What follows is a listing; give it again exactly, in its entirety.

Part of a data file
>>>>

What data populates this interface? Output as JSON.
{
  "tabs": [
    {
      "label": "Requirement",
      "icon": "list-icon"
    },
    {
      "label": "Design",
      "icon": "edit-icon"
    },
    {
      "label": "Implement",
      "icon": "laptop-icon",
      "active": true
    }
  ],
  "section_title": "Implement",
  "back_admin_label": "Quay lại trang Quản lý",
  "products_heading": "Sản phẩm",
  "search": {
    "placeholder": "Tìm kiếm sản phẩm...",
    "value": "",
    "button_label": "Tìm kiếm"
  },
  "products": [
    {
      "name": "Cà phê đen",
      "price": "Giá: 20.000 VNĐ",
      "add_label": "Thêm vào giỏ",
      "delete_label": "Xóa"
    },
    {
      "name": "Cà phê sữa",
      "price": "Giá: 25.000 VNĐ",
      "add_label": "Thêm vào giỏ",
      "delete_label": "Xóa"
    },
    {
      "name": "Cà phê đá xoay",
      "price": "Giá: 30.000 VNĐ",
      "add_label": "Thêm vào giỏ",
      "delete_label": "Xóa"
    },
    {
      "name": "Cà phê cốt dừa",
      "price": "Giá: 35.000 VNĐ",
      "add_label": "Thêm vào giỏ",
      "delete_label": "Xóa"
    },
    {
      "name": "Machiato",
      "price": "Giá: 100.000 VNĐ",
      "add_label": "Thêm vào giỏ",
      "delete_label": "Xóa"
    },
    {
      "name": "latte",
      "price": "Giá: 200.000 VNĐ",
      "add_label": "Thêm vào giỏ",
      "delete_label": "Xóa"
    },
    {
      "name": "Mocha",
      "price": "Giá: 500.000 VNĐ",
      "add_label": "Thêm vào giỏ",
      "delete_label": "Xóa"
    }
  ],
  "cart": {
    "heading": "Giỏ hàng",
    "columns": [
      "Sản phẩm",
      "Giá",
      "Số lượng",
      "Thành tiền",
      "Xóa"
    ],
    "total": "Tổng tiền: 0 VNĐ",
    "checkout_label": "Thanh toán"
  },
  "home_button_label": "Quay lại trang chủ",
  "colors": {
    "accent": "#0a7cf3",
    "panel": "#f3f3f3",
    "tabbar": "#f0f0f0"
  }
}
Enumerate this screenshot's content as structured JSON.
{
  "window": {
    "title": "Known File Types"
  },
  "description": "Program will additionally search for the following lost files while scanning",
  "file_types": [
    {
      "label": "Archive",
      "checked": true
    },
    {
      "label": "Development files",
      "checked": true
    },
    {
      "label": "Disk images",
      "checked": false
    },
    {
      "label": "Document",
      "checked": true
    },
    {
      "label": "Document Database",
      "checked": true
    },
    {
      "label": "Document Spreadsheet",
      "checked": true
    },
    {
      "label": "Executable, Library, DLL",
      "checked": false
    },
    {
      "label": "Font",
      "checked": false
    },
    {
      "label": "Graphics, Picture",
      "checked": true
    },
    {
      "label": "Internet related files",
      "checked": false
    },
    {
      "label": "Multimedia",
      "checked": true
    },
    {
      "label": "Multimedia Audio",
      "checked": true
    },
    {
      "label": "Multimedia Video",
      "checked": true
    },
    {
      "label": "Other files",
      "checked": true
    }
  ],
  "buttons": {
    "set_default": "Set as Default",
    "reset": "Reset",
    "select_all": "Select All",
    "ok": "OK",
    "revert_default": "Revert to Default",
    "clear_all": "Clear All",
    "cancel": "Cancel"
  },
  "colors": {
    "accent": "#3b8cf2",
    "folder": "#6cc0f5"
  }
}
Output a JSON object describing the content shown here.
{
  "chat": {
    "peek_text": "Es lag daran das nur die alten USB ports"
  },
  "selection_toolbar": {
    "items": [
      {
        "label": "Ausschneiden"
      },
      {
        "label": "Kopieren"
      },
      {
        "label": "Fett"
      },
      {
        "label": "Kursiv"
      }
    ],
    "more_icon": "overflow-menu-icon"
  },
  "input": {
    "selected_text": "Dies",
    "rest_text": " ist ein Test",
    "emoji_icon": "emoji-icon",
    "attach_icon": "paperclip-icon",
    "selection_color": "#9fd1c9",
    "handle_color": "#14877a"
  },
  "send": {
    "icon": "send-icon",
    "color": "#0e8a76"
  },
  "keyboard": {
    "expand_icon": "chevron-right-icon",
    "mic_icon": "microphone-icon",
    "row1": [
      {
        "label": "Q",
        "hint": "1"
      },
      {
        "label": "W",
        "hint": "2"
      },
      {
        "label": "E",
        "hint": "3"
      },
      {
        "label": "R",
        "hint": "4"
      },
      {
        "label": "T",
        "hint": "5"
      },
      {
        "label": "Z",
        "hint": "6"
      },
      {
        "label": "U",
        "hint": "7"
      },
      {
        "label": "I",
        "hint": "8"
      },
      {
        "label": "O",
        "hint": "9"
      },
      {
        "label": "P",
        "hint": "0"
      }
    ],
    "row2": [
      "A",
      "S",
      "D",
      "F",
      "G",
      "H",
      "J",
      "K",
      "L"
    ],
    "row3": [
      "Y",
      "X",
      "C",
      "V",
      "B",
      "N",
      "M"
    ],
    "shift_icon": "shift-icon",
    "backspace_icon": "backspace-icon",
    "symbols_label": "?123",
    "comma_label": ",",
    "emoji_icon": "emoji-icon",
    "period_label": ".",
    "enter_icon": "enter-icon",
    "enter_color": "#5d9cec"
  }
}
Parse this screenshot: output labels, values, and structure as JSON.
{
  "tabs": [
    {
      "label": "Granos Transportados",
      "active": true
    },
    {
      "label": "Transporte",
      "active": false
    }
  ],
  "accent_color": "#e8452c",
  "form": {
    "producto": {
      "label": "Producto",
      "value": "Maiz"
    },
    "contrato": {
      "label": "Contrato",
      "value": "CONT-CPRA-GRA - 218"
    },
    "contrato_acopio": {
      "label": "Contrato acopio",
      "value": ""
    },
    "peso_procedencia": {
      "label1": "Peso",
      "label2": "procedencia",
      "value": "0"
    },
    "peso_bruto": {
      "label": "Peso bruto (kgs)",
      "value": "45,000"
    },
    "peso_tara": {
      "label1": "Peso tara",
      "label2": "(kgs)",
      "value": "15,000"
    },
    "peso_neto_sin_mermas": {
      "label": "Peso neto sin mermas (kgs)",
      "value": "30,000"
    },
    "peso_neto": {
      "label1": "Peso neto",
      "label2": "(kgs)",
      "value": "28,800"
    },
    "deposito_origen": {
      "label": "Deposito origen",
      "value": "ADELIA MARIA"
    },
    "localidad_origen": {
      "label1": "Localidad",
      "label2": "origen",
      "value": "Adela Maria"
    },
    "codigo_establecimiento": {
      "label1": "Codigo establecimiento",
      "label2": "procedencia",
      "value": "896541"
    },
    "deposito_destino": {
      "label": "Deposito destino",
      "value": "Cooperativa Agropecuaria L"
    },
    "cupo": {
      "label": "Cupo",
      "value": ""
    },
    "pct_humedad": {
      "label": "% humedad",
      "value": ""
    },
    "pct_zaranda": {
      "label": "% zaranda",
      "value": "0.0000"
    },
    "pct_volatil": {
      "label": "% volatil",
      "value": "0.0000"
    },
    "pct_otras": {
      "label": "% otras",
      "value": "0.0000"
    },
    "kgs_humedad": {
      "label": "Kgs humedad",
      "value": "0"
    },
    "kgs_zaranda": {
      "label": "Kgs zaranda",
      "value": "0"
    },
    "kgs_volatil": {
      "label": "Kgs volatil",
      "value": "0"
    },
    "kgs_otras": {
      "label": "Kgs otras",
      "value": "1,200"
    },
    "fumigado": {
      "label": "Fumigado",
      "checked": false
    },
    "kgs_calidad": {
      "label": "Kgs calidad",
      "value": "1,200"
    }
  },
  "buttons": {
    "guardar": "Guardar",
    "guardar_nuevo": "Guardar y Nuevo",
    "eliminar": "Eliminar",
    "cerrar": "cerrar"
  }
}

<<<<

* _Task answer_:
What data populates this interface? Output as JSON.
{
  "tabs": [
    {
      "label": "Requirement",
      "icon": "list-icon"
    },
    {
      "label": "Design",
      "icon": "edit-icon"
    },
    {
      "label": "Implement",
      "icon": "laptop-icon",
      "active": true
    }
  ],
  "section_title": "Implement",
  "back_admin_label": "Quay lại trang Quản lý",
  "products_heading": "Sản phẩm",
  "search": {
    "placeholder": "Tìm kiếm sản phẩm...",
    "value": "",
    "button_label": "Tìm kiếm"
  },
  "products": [
    {
      "name": "Cà phê đen",
      "price": "Giá: 20.000 VNĐ",
      "add_label": "Thêm vào giỏ",
      "delete_label": "Xóa"
    },
    {
      "name": "Cà phê sữa",
      "price": "Giá: 25.000 VNĐ",
      "add_label": "Thêm vào giỏ",
      "delete_label": "Xóa"
    },
    {
      "name": "Cà phê đá xoay",
      "price": "Giá: 30.000 VNĐ",
      "add_label": "Thêm vào giỏ",
      "delete_label": "Xóa"
    },
    {
      "name": "Cà phê cốt dừa",
      "price": "Giá: 35.000 VNĐ",
      "add_label": "Thêm vào giỏ",
      "delete_label": "Xóa"
    },
    {
      "name": "Machiato",
      "price": "Giá: 100.000 VNĐ",
      "add_label": "Thêm vào giỏ",
      "delete_label": "Xóa"
    },
    {
      "name": "latte",
      "price": "Giá: 200.000 VNĐ",
      "add_label": "Thêm vào giỏ",
      "delete_label": "Xóa"
    },
    {
      "name": "Mocha",
      "price": "Giá: 500.000 VNĐ",
      "add_label": "Thêm vào giỏ",
      "delete_label": "Xóa"
    }
  ],
  "cart": {
    "heading": "Giỏ hàng",
    "columns": [
      "Sản phẩm",
      "Giá",
      "Số lượng",
      "Thành tiền",
      "Xóa"
    ],
    "total": "Tổng tiền: 0 VNĐ",
    "checkout_label": "Thanh toán"
  },
  "home_button_label": "Quay lại trang chủ",
  "colors": {
    "accent": "#0a7cf3",
    "panel": "#f3f3f3",
    "tabbar": "#f0f0f0"
  }
}
Enumerate this screenshot's content as structured JSON.
{
  "window": {
    "title": "Known File Types"
  },
  "description": "Program will additionally search for the following lost files while scanning",
  "file_types": [
    {
      "label": "Archive",
      "checked": true
    },
    {
      "label": "Development files",
      "checked": true
    },
    {
      "label": "Disk images",
      "checked": false
    },
    {
      "label": "Document",
      "checked": true
    },
    {
      "label": "Document Database",
      "checked": true
    },
    {
      "label": "Document Spreadsheet",
      "checked": true
    },
    {
      "label": "Executable, Library, DLL",
      "checked": false
    },
    {
      "label": "Font",
      "checked": false
    },
    {
      "label": "Graphics, Picture",
      "checked": true
    },
    {
      "label": "Internet related files",
      "checked": false
    },
    {
      "label": "Multimedia",
      "checked": true
    },
    {
      "label": "Multimedia Audio",
      "checked": true
    },
    {
      "label": "Multimedia Video",
      "checked": true
    },
    {
      "label": "Other files",
      "checked": true
    }
  ],
  "buttons": {
    "set_default": "Set as Default",
    "reset": "Reset",
    "select_all": "Select All",
    "ok": "OK",
    "revert_default": "Revert to Default",
    "clear_all": "Clear All",
    "cancel": "Cancel"
  },
  "colors": {
    "accent": "#3b8cf2",
    "folder": "#6cc0f5"
  }
}
Output a JSON object describing the content shown here.
{
  "chat": {
    "peek_text": "Es lag daran das nur die alten USB ports"
  },
  "selection_toolbar": {
    "items": [
      {
        "label": "Ausschneiden"
      },
      {
        "label": "Kopieren"
      },
      {
        "label": "Fett"
      },
      {
        "label": "Kursiv"
      }
    ],
    "more_icon": "overflow-menu-icon"
  },
  "input": {
    "selected_text": "Dies",
    "rest_text": " ist ein Test",
    "emoji_icon": "emoji-icon",
    "attach_icon": "paperclip-icon",
    "selection_color": "#9fd1c9",
    "handle_color": "#14877a"
  },
  "send": {
    "icon": "send-icon",
    "color": "#0e8a76"
  },
  "keyboard": {
    "expand_icon": "chevron-right-icon",
    "mic_icon": "microphone-icon",
    "row1": [
      {
        "label": "Q",
        "hint": "1"
      },
      {
        "label": "W",
        "hint": "2"
      },
      {
        "label": "E",
        "hint": "3"
      },
      {
        "label": "R",
        "hint": "4"
      },
      {
        "label": "T",
        "hint": "5"
      },
      {
        "label": "Z",
        "hint": "6"
      },
      {
        "label": "U",
        "hint": "7"
      },
      {
        "label": "I",
        "hint": "8"
      },
      {
        "label": "O",
        "hint": "9"
      },
      {
        "label": "P",
        "hint": "0"
      }
    ],
    "row2": [
      "A",
      "S",
      "D",
      "F",
      "G",
      "H",
      "J",
      "K",
      "L"
    ],
    "row3": [
      "Y",
      "X",
      "C",
      "V",
      "B",
      "N",
      "M"
    ],
    "shift_icon": "shift-icon",
    "backspace_icon": "backspace-icon",
    "symbols_label": "?123",
    "comma_label": ",",
    "emoji_icon": "emoji-icon",
    "period_label": ".",
    "enter_icon": "enter-icon",
    "enter_color": "#5d9cec"
  }
}
Parse this screenshot: output labels, values, and structure as JSON.
{
  "tabs": [
    {
      "label": "Granos Transportados",
      "active": true
    },
    {
      "label": "Transporte",
      "active": false
    }
  ],
  "accent_color": "#e8452c",
  "form": {
    "producto": {
      "label": "Producto",
      "value": "Maiz"
    },
    "contrato": {
      "label": "Contrato",
      "value": "CONT-CPRA-GRA - 218"
    },
    "contrato_acopio": {
      "label": "Contrato acopio",
      "value": ""
    },
    "peso_procedencia": {
      "label1": "Peso",
      "label2": "procedencia",
      "value": "0"
    },
    "peso_bruto": {
      "label": "Peso bruto (kgs)",
      "value": "45,000"
    },
    "peso_tara": {
      "label1": "Peso tara",
      "label2": "(kgs)",
      "value": "15,000"
    },
    "peso_neto_sin_mermas": {
      "label": "Peso neto sin mermas (kgs)",
      "value": "30,000"
    },
    "peso_neto": {
      "label1": "Peso neto",
      "label2": "(kgs)",
      "value": "28,800"
    },
    "deposito_origen": {
      "label": "Deposito origen",
      "value": "ADELIA MARIA"
    },
    "localidad_origen": {
      "label1": "Localidad",
      "label2": "origen",
      "value": "Adela Maria"
    },
    "codigo_establecimiento": {
      "label1": "Codigo establecimiento",
      "label2": "procedencia",
      "value": "896541"
    },
    "deposito_destino": {
      "label": "Deposito destino",
      "value": "Cooperativa Agropecuaria L"
    },
    "cupo": {
      "label": "Cupo",
      "value": ""
    },
    "pct_humedad": {
      "label": "% humedad",
      "value": ""
    },
    "pct_zaranda": {
      "label": "% zaranda",
      "value": "0.0000"
    },
    "pct_volatil": {
      "label": "% volatil",
      "value": "0.0000"
    },
    "pct_otras": {
      "label": "% otras",
      "value": "0.0000"
    },
    "kgs_humedad": {
      "label": "Kgs humedad",
      "value": "0"
    },
    "kgs_zaranda": {
      "label": "Kgs zaranda",
      "value": "0"
    },
    "kgs_volatil": {
      "label": "Kgs volatil",
      "value": "0"
    },
    "kgs_otras": {
      "label": "Kgs otras",
      "value": "1,200"
    },
    "fumigado": {
      "label": "Fumigado",
      "checked": false
    },
    "kgs_calidad": {
      "label": "Kgs calidad",
      "value": "1,200"
    }
  },
  "buttons": {
    "guardar": "Guardar",
    "guardar_nuevo": "Guardar y Nuevo",
    "eliminar": "Eliminar",
    "cerrar": "cerrar"
  }
}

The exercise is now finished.